## Input
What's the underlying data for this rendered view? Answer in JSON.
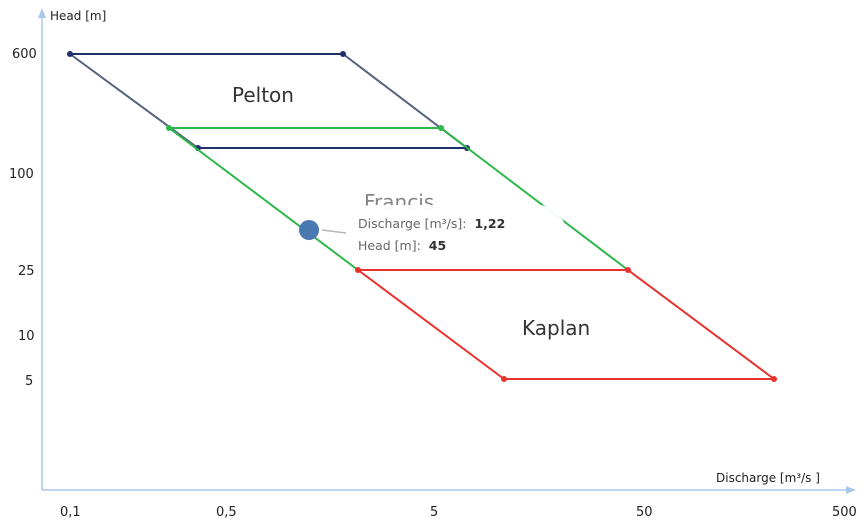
{
  "chart_data": {
    "type": "line",
    "xlabel": "Discharge [m³/s ]",
    "ylabel": "Head [m]",
    "x_ticks": [
      "0,1",
      "0,5",
      "5",
      "50",
      "500"
    ],
    "y_ticks": [
      "600",
      "100",
      "25",
      "10",
      "5"
    ],
    "regions": [
      {
        "name": "Pelton",
        "color": "#1f2f6b",
        "top": {
          "head": 600,
          "from": "0,1",
          "to": 3
        },
        "bottom": {
          "head": 150,
          "from": 0.5,
          "to": 9
        },
        "label_at": {
          "x": 1.2,
          "y": 300
        }
      },
      {
        "name": "Francis",
        "color": "#2db84a",
        "top": {
          "head": 180,
          "from": 0.35,
          "to": 6
        },
        "bottom": {
          "head": 25,
          "from": 2,
          "to": 50
        },
        "label_at": {
          "x": 5,
          "y": 70
        }
      },
      {
        "name": "Kaplan",
        "color": "#e8322d",
        "top": {
          "head": 25,
          "from": 2,
          "to": 50
        },
        "bottom": {
          "head": 5,
          "from": 10,
          "to": 400
        },
        "label_at": {
          "x": 40,
          "y": 12
        }
      }
    ],
    "highlight_point": {
      "x": 1.22,
      "y": 45,
      "color": "#4a78b0"
    },
    "tooltip": {
      "discharge_label": "Discharge [m³/s]:",
      "discharge_value": "1,22",
      "head_label": "Head [m]:",
      "head_value": "45"
    }
  }
}
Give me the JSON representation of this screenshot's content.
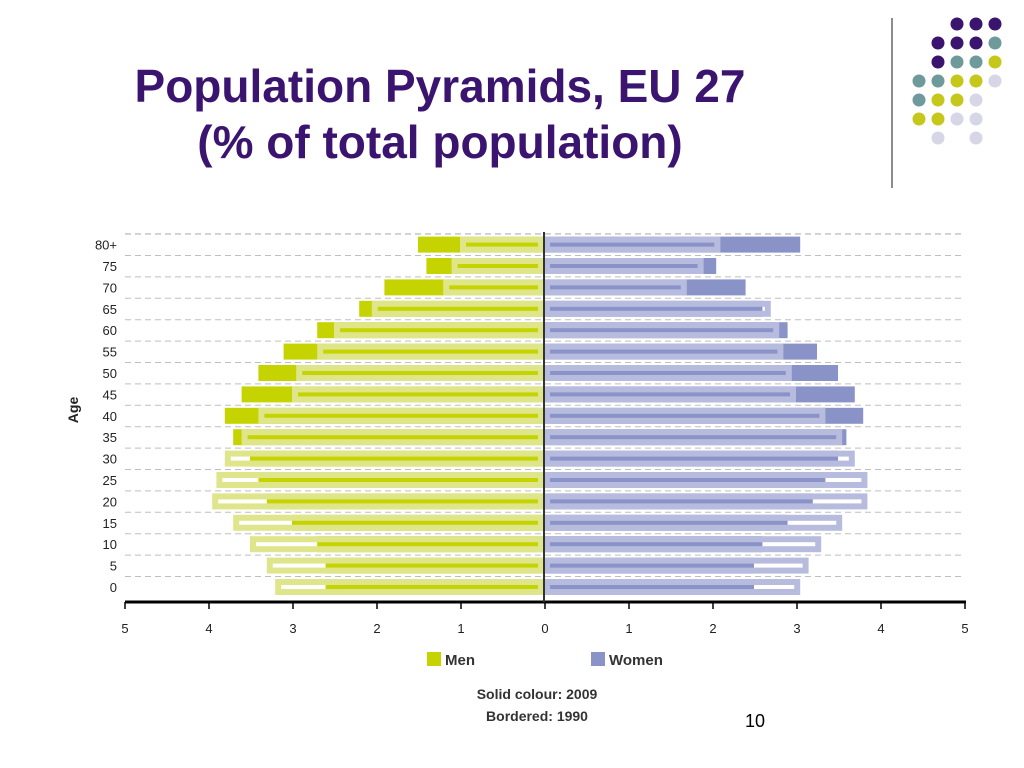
{
  "slide": {
    "title_line1": "Population Pyramids, EU 27",
    "title_line2": "(% of total population)",
    "page_number": "10"
  },
  "colors": {
    "title": "#3b1470",
    "men": "#c5d400",
    "men_1990": "#dfe58a",
    "women": "#8a93c7",
    "women_1990": "#b7bcdf",
    "accent_purple": "#3b1470",
    "accent_teal": "#6f9a9c",
    "accent_olive": "#c5c81a",
    "accent_lavender": "#d7d6e6"
  },
  "chart_data": {
    "type": "bar",
    "orientation": "horizontal-pyramid",
    "ylabel": "Age",
    "categories": [
      "0",
      "5",
      "10",
      "15",
      "20",
      "25",
      "30",
      "35",
      "40",
      "45",
      "50",
      "55",
      "60",
      "65",
      "70",
      "75",
      "80+"
    ],
    "y_tick_labels": [
      "0",
      "5",
      "10",
      "15",
      "20",
      "25",
      "30",
      "35",
      "40",
      "45",
      "50",
      "55",
      "60",
      "65",
      "70",
      "75",
      "80+"
    ],
    "x_tick_labels": [
      "5",
      "4",
      "3",
      "2",
      "1",
      "0",
      "1",
      "2",
      "3",
      "4",
      "5"
    ],
    "xlim": [
      -5,
      5
    ],
    "grid": "dashed horizontal",
    "series": [
      {
        "name": "Men",
        "year": "2009",
        "style": "solid",
        "values": [
          2.6,
          2.6,
          2.7,
          3.0,
          3.3,
          3.4,
          3.5,
          3.7,
          3.8,
          3.6,
          3.4,
          3.1,
          2.7,
          2.2,
          1.9,
          1.4,
          1.5
        ]
      },
      {
        "name": "Women",
        "year": "2009",
        "style": "solid",
        "values": [
          2.5,
          2.5,
          2.6,
          2.9,
          3.2,
          3.35,
          3.5,
          3.6,
          3.8,
          3.7,
          3.5,
          3.25,
          2.9,
          2.6,
          2.4,
          2.05,
          3.05
        ]
      },
      {
        "name": "Men",
        "year": "1990",
        "style": "bordered",
        "values": [
          3.2,
          3.3,
          3.5,
          3.7,
          3.95,
          3.9,
          3.8,
          3.6,
          3.4,
          3.0,
          2.95,
          2.7,
          2.5,
          2.05,
          1.2,
          1.1,
          1.0
        ]
      },
      {
        "name": "Women",
        "year": "1990",
        "style": "bordered",
        "values": [
          3.05,
          3.15,
          3.3,
          3.55,
          3.85,
          3.85,
          3.7,
          3.55,
          3.35,
          3.0,
          2.95,
          2.85,
          2.8,
          2.7,
          1.7,
          1.9,
          2.1
        ]
      }
    ],
    "legend": {
      "placement": "bottom",
      "items": [
        "Men",
        "Women"
      ],
      "note_line1": "Solid colour: 2009",
      "note_line2": "Bordered: 1990"
    }
  }
}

## What is asked
Write out the listing above exactly as it stands, pictures excluded.

## Written response
What's the underlying data for this rendered view? Answer in JSON.
{
  "chart_data": {
    "type": "line",
    "xlabel": "Discharge [m³/s ]",
    "ylabel": "Head [m]",
    "x_ticks": [
      "0,1",
      "0,5",
      "5",
      "50",
      "500"
    ],
    "y_ticks": [
      "600",
      "100",
      "25",
      "10",
      "5"
    ],
    "regions": [
      {
        "name": "Pelton",
        "color": "#1f2f6b",
        "top": {
          "head": 600,
          "from": "0,1",
          "to": 3
        },
        "bottom": {
          "head": 150,
          "from": 0.5,
          "to": 9
        },
        "label_at": {
          "x": 1.2,
          "y": 300
        }
      },
      {
        "name": "Francis",
        "color": "#2db84a",
        "top": {
          "head": 180,
          "from": 0.35,
          "to": 6
        },
        "bottom": {
          "head": 25,
          "from": 2,
          "to": 50
        },
        "label_at": {
          "x": 5,
          "y": 70
        }
      },
      {
        "name": "Kaplan",
        "color": "#e8322d",
        "top": {
          "head": 25,
          "from": 2,
          "to": 50
        },
        "bottom": {
          "head": 5,
          "from": 10,
          "to": 400
        },
        "label_at": {
          "x": 40,
          "y": 12
        }
      }
    ],
    "highlight_point": {
      "x": 1.22,
      "y": 45,
      "color": "#4a78b0"
    },
    "tooltip": {
      "discharge_label": "Discharge [m³/s]:",
      "discharge_value": "1,22",
      "head_label": "Head [m]:",
      "head_value": "45"
    }
  }
}
Give me the JSON representation of this screenshot's content.
{
  "slide": {
    "title_line1": "Population Pyramids, EU 27",
    "title_line2": "(% of total population)",
    "page_number": "10"
  },
  "colors": {
    "title": "#3b1470",
    "men": "#c5d400",
    "men_1990": "#dfe58a",
    "women": "#8a93c7",
    "women_1990": "#b7bcdf",
    "accent_purple": "#3b1470",
    "accent_teal": "#6f9a9c",
    "accent_olive": "#c5c81a",
    "accent_lavender": "#d7d6e6"
  },
  "chart_data": {
    "type": "bar",
    "orientation": "horizontal-pyramid",
    "ylabel": "Age",
    "categories": [
      "0",
      "5",
      "10",
      "15",
      "20",
      "25",
      "30",
      "35",
      "40",
      "45",
      "50",
      "55",
      "60",
      "65",
      "70",
      "75",
      "80+"
    ],
    "y_tick_labels": [
      "0",
      "5",
      "10",
      "15",
      "20",
      "25",
      "30",
      "35",
      "40",
      "45",
      "50",
      "55",
      "60",
      "65",
      "70",
      "75",
      "80+"
    ],
    "x_tick_labels": [
      "5",
      "4",
      "3",
      "2",
      "1",
      "0",
      "1",
      "2",
      "3",
      "4",
      "5"
    ],
    "xlim": [
      -5,
      5
    ],
    "grid": "dashed horizontal",
    "series": [
      {
        "name": "Men",
        "year": "2009",
        "style": "solid",
        "values": [
          2.6,
          2.6,
          2.7,
          3.0,
          3.3,
          3.4,
          3.5,
          3.7,
          3.8,
          3.6,
          3.4,
          3.1,
          2.7,
          2.2,
          1.9,
          1.4,
          1.5
        ]
      },
      {
        "name": "Women",
        "year": "2009",
        "style": "solid",
        "values": [
          2.5,
          2.5,
          2.6,
          2.9,
          3.2,
          3.35,
          3.5,
          3.6,
          3.8,
          3.7,
          3.5,
          3.25,
          2.9,
          2.6,
          2.4,
          2.05,
          3.05
        ]
      },
      {
        "name": "Men",
        "year": "1990",
        "style": "bordered",
        "values": [
          3.2,
          3.3,
          3.5,
          3.7,
          3.95,
          3.9,
          3.8,
          3.6,
          3.4,
          3.0,
          2.95,
          2.7,
          2.5,
          2.05,
          1.2,
          1.1,
          1.0
        ]
      },
      {
        "name": "Women",
        "year": "1990",
        "style": "bordered",
        "values": [
          3.05,
          3.15,
          3.3,
          3.55,
          3.85,
          3.85,
          3.7,
          3.55,
          3.35,
          3.0,
          2.95,
          2.85,
          2.8,
          2.7,
          1.7,
          1.9,
          2.1
        ]
      }
    ],
    "legend": {
      "placement": "bottom",
      "items": [
        "Men",
        "Women"
      ],
      "note_line1": "Solid colour: 2009",
      "note_line2": "Bordered: 1990"
    }
  }
}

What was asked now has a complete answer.